## Your task
Print the data exactly as it is given, please.

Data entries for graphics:

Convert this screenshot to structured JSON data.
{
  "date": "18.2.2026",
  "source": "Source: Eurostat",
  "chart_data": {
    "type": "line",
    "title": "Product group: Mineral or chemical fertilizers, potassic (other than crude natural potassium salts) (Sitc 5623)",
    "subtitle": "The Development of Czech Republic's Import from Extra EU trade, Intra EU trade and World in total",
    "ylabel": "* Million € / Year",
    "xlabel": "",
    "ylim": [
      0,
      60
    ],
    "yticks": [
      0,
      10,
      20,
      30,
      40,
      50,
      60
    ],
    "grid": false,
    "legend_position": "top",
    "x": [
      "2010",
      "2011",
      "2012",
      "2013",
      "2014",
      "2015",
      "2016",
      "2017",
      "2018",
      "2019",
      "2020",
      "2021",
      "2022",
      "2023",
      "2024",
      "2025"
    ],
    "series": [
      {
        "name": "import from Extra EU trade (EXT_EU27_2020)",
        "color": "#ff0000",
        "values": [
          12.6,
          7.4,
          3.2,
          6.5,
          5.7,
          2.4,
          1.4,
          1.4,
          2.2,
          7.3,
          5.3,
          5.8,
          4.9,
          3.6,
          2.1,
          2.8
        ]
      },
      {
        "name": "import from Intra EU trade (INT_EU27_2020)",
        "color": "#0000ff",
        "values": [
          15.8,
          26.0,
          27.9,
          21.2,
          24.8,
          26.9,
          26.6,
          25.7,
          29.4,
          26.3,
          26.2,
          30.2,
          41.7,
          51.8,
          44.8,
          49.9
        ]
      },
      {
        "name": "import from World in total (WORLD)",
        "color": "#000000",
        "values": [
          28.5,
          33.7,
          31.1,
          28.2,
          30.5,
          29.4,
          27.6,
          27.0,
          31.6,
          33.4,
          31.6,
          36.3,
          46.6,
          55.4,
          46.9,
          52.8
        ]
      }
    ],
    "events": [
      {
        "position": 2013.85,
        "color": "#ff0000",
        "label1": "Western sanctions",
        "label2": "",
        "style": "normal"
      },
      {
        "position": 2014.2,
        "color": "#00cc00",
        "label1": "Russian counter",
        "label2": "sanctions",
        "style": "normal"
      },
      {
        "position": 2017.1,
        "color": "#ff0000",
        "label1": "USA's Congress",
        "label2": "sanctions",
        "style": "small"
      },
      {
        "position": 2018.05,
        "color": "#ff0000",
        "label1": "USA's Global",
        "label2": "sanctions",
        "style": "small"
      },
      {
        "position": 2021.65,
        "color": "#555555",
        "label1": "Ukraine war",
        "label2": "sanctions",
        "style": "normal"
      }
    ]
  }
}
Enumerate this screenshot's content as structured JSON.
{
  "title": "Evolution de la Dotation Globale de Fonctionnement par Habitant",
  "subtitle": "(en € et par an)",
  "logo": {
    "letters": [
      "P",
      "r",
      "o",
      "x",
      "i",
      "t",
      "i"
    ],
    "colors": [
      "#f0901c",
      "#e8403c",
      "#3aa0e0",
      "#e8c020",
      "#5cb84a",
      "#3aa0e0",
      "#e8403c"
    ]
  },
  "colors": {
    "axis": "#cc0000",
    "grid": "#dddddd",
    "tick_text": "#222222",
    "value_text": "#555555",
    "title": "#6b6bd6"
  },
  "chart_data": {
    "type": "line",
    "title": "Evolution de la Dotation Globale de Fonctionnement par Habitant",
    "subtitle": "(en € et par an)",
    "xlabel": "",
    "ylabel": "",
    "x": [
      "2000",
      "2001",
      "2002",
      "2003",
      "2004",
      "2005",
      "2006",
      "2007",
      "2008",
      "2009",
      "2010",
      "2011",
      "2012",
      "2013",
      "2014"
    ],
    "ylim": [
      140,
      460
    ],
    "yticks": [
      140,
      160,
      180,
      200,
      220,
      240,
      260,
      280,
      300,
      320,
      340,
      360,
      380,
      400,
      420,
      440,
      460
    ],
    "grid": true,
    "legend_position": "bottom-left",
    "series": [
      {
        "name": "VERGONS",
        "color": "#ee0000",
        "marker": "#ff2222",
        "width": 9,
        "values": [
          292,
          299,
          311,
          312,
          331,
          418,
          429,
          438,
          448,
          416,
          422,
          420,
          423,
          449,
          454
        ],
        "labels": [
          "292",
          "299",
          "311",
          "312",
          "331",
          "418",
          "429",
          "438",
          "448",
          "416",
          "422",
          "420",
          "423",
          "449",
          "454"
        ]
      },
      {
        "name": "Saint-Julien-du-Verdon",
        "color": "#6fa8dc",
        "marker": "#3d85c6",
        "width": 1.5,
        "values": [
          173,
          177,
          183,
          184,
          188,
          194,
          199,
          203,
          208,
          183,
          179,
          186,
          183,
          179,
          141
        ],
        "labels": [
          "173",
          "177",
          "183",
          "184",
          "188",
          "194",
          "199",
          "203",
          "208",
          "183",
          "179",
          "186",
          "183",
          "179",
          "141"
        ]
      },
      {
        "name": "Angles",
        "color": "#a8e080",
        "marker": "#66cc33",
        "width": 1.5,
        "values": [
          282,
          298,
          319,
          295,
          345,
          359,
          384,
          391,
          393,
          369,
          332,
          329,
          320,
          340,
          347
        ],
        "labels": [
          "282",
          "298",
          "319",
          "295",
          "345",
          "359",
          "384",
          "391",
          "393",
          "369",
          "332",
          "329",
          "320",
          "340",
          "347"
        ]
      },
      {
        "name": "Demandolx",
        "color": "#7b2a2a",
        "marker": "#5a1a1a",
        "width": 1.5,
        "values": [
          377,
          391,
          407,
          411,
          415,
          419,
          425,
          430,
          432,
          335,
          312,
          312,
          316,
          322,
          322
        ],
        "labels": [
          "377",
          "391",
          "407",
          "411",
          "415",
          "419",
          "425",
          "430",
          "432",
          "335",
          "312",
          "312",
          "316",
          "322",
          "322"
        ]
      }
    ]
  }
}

## Task response
Convert this screenshot to structured JSON data.
{
  "date": "18.2.2026",
  "source": "Source: Eurostat",
  "chart_data": {
    "type": "line",
    "title": "Product group: Mineral or chemical fertilizers, potassic (other than crude natural potassium salts) (Sitc 5623)",
    "subtitle": "The Development of Czech Republic's Import from Extra EU trade, Intra EU trade and World in total",
    "ylabel": "* Million € / Year",
    "xlabel": "",
    "ylim": [
      0,
      60
    ],
    "yticks": [
      0,
      10,
      20,
      30,
      40,
      50,
      60
    ],
    "grid": false,
    "legend_position": "top",
    "x": [
      "2010",
      "2011",
      "2012",
      "2013",
      "2014",
      "2015",
      "2016",
      "2017",
      "2018",
      "2019",
      "2020",
      "2021",
      "2022",
      "2023",
      "2024",
      "2025"
    ],
    "series": [
      {
        "name": "import from Extra EU trade (EXT_EU27_2020)",
        "color": "#ff0000",
        "values": [
          12.6,
          7.4,
          3.2,
          6.5,
          5.7,
          2.4,
          1.4,
          1.4,
          2.2,
          7.3,
          5.3,
          5.8,
          4.9,
          3.6,
          2.1,
          2.8
        ]
      },
      {
        "name": "import from Intra EU trade (INT_EU27_2020)",
        "color": "#0000ff",
        "values": [
          15.8,
          26.0,
          27.9,
          21.2,
          24.8,
          26.9,
          26.6,
          25.7,
          29.4,
          26.3,
          26.2,
          30.2,
          41.7,
          51.8,
          44.8,
          49.9
        ]
      },
      {
        "name": "import from World in total (WORLD)",
        "color": "#000000",
        "values": [
          28.5,
          33.7,
          31.1,
          28.2,
          30.5,
          29.4,
          27.6,
          27.0,
          31.6,
          33.4,
          31.6,
          36.3,
          46.6,
          55.4,
          46.9,
          52.8
        ]
      }
    ],
    "events": [
      {
        "position": 2013.85,
        "color": "#ff0000",
        "label1": "Western sanctions",
        "label2": "",
        "style": "normal"
      },
      {
        "position": 2014.2,
        "color": "#00cc00",
        "label1": "Russian counter",
        "label2": "sanctions",
        "style": "normal"
      },
      {
        "position": 2017.1,
        "color": "#ff0000",
        "label1": "USA's Congress",
        "label2": "sanctions",
        "style": "small"
      },
      {
        "position": 2018.05,
        "color": "#ff0000",
        "label1": "USA's Global",
        "label2": "sanctions",
        "style": "small"
      },
      {
        "position": 2021.65,
        "color": "#555555",
        "label1": "Ukraine war",
        "label2": "sanctions",
        "style": "normal"
      }
    ]
  }
}
Enumerate this screenshot's content as structured JSON.
{
  "title": "Evolution de la Dotation Globale de Fonctionnement par Habitant",
  "subtitle": "(en € et par an)",
  "logo": {
    "letters": [
      "P",
      "r",
      "o",
      "x",
      "i",
      "t",
      "i"
    ],
    "colors": [
      "#f0901c",
      "#e8403c",
      "#3aa0e0",
      "#e8c020",
      "#5cb84a",
      "#3aa0e0",
      "#e8403c"
    ]
  },
  "colors": {
    "axis": "#cc0000",
    "grid": "#dddddd",
    "tick_text": "#222222",
    "value_text": "#555555",
    "title": "#6b6bd6"
  },
  "chart_data": {
    "type": "line",
    "title": "Evolution de la Dotation Globale de Fonctionnement par Habitant",
    "subtitle": "(en € et par an)",
    "xlabel": "",
    "ylabel": "",
    "x": [
      "2000",
      "2001",
      "2002",
      "2003",
      "2004",
      "2005",
      "2006",
      "2007",
      "2008",
      "2009",
      "2010",
      "2011",
      "2012",
      "2013",
      "2014"
    ],
    "ylim": [
      140,
      460
    ],
    "yticks": [
      140,
      160,
      180,
      200,
      220,
      240,
      260,
      280,
      300,
      320,
      340,
      360,
      380,
      400,
      420,
      440,
      460
    ],
    "grid": true,
    "legend_position": "bottom-left",
    "series": [
      {
        "name": "VERGONS",
        "color": "#ee0000",
        "marker": "#ff2222",
        "width": 9,
        "values": [
          292,
          299,
          311,
          312,
          331,
          418,
          429,
          438,
          448,
          416,
          422,
          420,
          423,
          449,
          454
        ],
        "labels": [
          "292",
          "299",
          "311",
          "312",
          "331",
          "418",
          "429",
          "438",
          "448",
          "416",
          "422",
          "420",
          "423",
          "449",
          "454"
        ]
      },
      {
        "name": "Saint-Julien-du-Verdon",
        "color": "#6fa8dc",
        "marker": "#3d85c6",
        "width": 1.5,
        "values": [
          173,
          177,
          183,
          184,
          188,
          194,
          199,
          203,
          208,
          183,
          179,
          186,
          183,
          179,
          141
        ],
        "labels": [
          "173",
          "177",
          "183",
          "184",
          "188",
          "194",
          "199",
          "203",
          "208",
          "183",
          "179",
          "186",
          "183",
          "179",
          "141"
        ]
      },
      {
        "name": "Angles",
        "color": "#a8e080",
        "marker": "#66cc33",
        "width": 1.5,
        "values": [
          282,
          298,
          319,
          295,
          345,
          359,
          384,
          391,
          393,
          369,
          332,
          329,
          320,
          340,
          347
        ],
        "labels": [
          "282",
          "298",
          "319",
          "295",
          "345",
          "359",
          "384",
          "391",
          "393",
          "369",
          "332",
          "329",
          "320",
          "340",
          "347"
        ]
      },
      {
        "name": "Demandolx",
        "color": "#7b2a2a",
        "marker": "#5a1a1a",
        "width": 1.5,
        "values": [
          377,
          391,
          407,
          411,
          415,
          419,
          425,
          430,
          432,
          335,
          312,
          312,
          316,
          322,
          322
        ],
        "labels": [
          "377",
          "391",
          "407",
          "411",
          "415",
          "419",
          "425",
          "430",
          "432",
          "335",
          "312",
          "312",
          "316",
          "322",
          "322"
        ]
      }
    ]
  }
}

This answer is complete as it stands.